> REQUIREMENT: Please print the full listing exactly.

> SUPPLIED MATERIAL:
>> START

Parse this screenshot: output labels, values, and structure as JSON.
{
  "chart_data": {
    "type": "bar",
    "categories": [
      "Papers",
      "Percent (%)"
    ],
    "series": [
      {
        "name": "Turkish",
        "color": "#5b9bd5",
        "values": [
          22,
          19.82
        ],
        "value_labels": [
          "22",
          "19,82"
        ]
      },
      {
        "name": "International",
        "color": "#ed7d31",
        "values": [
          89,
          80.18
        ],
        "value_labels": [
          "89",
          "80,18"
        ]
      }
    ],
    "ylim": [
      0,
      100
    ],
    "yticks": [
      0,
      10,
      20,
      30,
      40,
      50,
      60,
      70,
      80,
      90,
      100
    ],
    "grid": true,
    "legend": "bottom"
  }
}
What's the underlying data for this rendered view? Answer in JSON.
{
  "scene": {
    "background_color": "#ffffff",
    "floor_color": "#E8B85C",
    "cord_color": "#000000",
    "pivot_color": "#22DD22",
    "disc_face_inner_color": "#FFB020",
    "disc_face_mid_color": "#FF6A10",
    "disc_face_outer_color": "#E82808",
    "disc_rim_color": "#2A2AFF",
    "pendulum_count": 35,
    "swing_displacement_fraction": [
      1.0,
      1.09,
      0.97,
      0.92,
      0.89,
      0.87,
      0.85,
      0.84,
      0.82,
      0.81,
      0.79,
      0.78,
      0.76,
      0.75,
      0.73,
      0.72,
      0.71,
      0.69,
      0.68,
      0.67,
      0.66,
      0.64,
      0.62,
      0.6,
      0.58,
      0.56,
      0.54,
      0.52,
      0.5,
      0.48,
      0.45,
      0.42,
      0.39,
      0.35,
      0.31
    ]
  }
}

>> END

> SOLUTION:
Parse this screenshot: output labels, values, and structure as JSON.
{
  "chart_data": {
    "type": "bar",
    "categories": [
      "Papers",
      "Percent (%)"
    ],
    "series": [
      {
        "name": "Turkish",
        "color": "#5b9bd5",
        "values": [
          22,
          19.82
        ],
        "value_labels": [
          "22",
          "19,82"
        ]
      },
      {
        "name": "International",
        "color": "#ed7d31",
        "values": [
          89,
          80.18
        ],
        "value_labels": [
          "89",
          "80,18"
        ]
      }
    ],
    "ylim": [
      0,
      100
    ],
    "yticks": [
      0,
      10,
      20,
      30,
      40,
      50,
      60,
      70,
      80,
      90,
      100
    ],
    "grid": true,
    "legend": "bottom"
  }
}
What's the underlying data for this rendered view? Answer in JSON.
{
  "scene": {
    "background_color": "#ffffff",
    "floor_color": "#E8B85C",
    "cord_color": "#000000",
    "pivot_color": "#22DD22",
    "disc_face_inner_color": "#FFB020",
    "disc_face_mid_color": "#FF6A10",
    "disc_face_outer_color": "#E82808",
    "disc_rim_color": "#2A2AFF",
    "pendulum_count": 35,
    "swing_displacement_fraction": [
      1.0,
      1.09,
      0.97,
      0.92,
      0.89,
      0.87,
      0.85,
      0.84,
      0.82,
      0.81,
      0.79,
      0.78,
      0.76,
      0.75,
      0.73,
      0.72,
      0.71,
      0.69,
      0.68,
      0.67,
      0.66,
      0.64,
      0.62,
      0.6,
      0.58,
      0.56,
      0.54,
      0.52,
      0.5,
      0.48,
      0.45,
      0.42,
      0.39,
      0.35,
      0.31
    ]
  }
}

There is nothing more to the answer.